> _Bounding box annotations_

>>>>>

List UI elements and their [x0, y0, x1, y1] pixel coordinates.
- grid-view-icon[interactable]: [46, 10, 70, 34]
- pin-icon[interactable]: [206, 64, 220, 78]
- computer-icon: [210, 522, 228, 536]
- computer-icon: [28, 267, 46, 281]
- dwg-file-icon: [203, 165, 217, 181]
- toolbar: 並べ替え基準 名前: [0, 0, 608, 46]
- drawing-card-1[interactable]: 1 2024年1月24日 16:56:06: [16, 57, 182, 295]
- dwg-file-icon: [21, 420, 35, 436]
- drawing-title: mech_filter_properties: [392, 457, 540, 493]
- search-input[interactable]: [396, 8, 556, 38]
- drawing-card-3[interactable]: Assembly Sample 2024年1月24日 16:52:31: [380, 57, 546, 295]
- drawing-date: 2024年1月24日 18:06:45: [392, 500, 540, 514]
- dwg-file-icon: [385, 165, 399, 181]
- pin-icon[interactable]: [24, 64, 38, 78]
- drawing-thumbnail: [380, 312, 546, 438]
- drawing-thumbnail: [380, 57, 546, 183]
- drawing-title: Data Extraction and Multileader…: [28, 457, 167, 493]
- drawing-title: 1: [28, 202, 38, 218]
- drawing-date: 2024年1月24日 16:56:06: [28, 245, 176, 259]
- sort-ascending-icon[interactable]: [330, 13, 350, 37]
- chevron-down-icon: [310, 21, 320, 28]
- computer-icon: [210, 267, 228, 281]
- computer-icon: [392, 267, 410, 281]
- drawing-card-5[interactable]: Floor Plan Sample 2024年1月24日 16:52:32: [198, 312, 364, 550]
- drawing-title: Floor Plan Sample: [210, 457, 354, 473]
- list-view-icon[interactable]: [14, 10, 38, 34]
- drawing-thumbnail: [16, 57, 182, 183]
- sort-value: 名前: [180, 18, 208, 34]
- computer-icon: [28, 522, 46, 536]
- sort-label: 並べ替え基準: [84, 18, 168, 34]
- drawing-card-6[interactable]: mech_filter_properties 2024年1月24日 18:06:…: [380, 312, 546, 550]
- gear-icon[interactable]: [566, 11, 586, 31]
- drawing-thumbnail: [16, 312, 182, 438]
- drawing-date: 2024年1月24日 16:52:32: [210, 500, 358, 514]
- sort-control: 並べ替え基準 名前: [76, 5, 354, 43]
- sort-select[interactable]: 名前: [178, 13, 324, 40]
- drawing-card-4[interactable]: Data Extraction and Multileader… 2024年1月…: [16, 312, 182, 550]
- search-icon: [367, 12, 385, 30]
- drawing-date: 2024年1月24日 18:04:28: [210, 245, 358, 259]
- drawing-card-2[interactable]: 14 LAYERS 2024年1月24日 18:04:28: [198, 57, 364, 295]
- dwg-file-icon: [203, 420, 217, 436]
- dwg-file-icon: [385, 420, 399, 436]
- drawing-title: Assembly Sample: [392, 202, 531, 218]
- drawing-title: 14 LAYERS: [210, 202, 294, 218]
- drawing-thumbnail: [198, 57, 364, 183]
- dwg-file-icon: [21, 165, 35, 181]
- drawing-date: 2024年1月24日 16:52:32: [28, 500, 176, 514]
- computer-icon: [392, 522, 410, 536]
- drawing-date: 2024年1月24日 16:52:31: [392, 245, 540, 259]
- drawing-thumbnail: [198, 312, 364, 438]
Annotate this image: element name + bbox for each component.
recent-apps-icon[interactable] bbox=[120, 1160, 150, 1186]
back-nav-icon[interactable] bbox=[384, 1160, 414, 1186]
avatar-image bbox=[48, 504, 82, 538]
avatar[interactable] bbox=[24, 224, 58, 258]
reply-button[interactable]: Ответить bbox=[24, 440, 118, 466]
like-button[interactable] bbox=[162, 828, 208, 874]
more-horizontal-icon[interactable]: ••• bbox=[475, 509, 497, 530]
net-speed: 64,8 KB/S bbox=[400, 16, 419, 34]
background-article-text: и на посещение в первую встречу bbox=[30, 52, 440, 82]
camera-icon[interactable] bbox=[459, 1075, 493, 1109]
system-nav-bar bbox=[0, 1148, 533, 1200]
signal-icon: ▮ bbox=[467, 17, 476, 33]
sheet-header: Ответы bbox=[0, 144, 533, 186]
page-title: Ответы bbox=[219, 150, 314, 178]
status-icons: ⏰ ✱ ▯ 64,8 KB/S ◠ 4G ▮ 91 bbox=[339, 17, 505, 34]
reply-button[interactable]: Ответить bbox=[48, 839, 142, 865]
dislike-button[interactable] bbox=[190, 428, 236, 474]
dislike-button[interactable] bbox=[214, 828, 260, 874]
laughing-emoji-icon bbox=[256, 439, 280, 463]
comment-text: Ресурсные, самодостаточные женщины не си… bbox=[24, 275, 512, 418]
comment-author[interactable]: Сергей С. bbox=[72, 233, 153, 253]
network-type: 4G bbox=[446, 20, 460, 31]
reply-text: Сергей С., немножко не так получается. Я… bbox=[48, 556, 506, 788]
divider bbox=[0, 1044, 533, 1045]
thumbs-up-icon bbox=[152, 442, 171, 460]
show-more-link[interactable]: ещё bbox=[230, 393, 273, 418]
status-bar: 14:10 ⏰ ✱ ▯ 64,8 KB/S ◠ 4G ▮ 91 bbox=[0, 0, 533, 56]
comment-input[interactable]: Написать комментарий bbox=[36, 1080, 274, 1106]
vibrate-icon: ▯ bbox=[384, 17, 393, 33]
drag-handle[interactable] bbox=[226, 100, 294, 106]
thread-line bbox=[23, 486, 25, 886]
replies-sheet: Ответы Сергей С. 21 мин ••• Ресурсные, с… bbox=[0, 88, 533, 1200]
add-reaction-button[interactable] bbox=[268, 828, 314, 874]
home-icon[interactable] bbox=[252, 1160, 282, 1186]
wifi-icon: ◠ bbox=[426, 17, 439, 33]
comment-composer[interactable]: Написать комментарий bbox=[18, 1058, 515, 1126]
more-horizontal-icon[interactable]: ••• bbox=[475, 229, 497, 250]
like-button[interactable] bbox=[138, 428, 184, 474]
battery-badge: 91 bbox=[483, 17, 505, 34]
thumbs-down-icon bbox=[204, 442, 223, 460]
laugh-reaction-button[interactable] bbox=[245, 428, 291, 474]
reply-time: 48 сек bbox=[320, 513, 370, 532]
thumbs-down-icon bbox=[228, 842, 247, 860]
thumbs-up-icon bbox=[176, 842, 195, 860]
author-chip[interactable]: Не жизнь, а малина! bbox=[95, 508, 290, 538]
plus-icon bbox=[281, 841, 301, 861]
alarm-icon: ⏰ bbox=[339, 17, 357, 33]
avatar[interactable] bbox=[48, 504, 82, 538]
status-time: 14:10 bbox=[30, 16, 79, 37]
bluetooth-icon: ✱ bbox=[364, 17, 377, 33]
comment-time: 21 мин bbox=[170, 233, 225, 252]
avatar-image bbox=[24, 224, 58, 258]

<<<<<

> _What to produce_
Gather every line in the items above that contains the string "author". Treat uppercase and lowercase as different.

> _Output below_
comment-author[interactable]: Сергей С. bbox=[72, 233, 153, 253]
author-chip[interactable]: Не жизнь, а малина! bbox=[95, 508, 290, 538]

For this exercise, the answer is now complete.